====== Material for this task

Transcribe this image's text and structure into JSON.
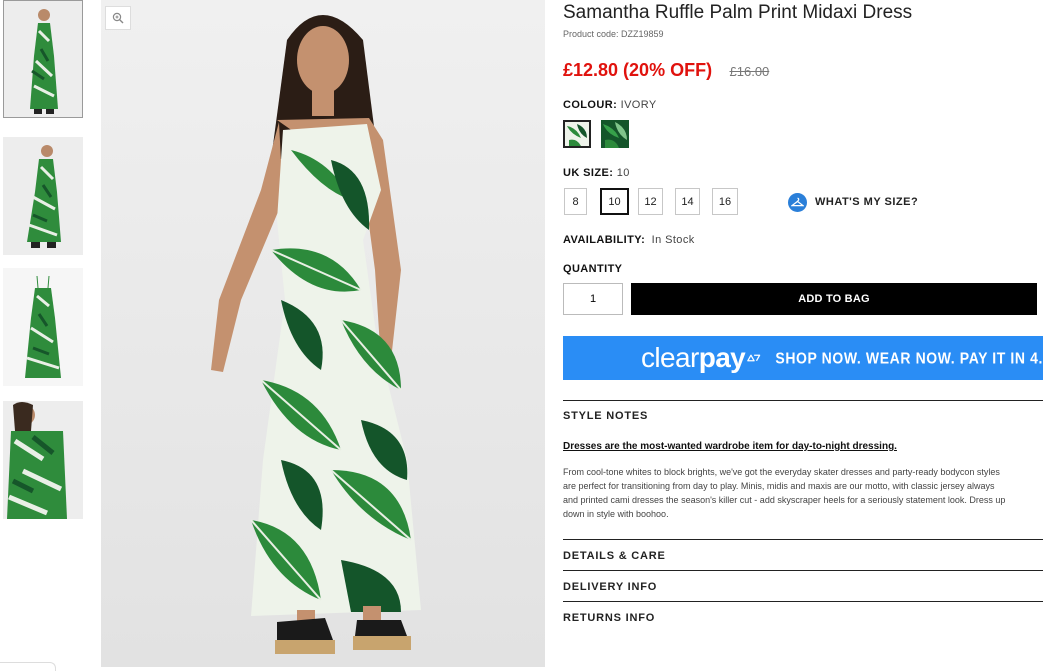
{
  "product": {
    "title": "Samantha Ruffle Palm Print Midaxi Dress",
    "code": "Product code: DZZ19859"
  },
  "price": {
    "current": "£12.80 (20% OFF)",
    "original": "£16.00",
    "sale_color": "#e0120d"
  },
  "colour": {
    "label": "COLOUR:",
    "value": "IVORY",
    "swatches": [
      {
        "name": "Ivory",
        "selected": true
      },
      {
        "name": "Green",
        "selected": false
      }
    ]
  },
  "size": {
    "label": "UK SIZE:",
    "value": "10",
    "options": [
      "8",
      "10",
      "12",
      "14",
      "16"
    ],
    "selected": "10",
    "guide_label": "WHAT'S MY SIZE?",
    "guide_icon": "hanger-icon"
  },
  "availability": {
    "label": "AVAILABILITY:",
    "value": "In Stock"
  },
  "quantity": {
    "label": "QUANTITY",
    "value": "1"
  },
  "cart": {
    "add_label": "ADD TO BAG"
  },
  "clearpay": {
    "word_light": "clear",
    "word_bold": "pay",
    "tagline": "SHOP NOW. WEAR NOW. PAY IT IN 4.",
    "color": "#2a8df5"
  },
  "style_notes": {
    "heading": "STYLE NOTES",
    "subheading": "Dresses are the most-wanted wardrobe item for day-to-night dressing.",
    "lines": [
      "From cool-tone whites to block brights, we've got the everyday skater dresses and party-ready bodycon styles",
      "are perfect for transitioning from day to play. Minis, midis and maxis are our motto, with classic jersey always",
      "and printed cami dresses the season's killer cut - add skyscraper heels for a seriously statement look. Dress up",
      "down in style with boohoo."
    ]
  },
  "accordions": {
    "details": "DETAILS & CARE",
    "delivery": "DELIVERY INFO",
    "returns": "RETURNS INFO"
  },
  "gallery": {
    "zoom_icon": "zoom-icon",
    "thumbnail_count": 4
  }
}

============

Given problem: Supply the count of lines in the entries that contain the word "selected", and nothing besides.

Finished task: 3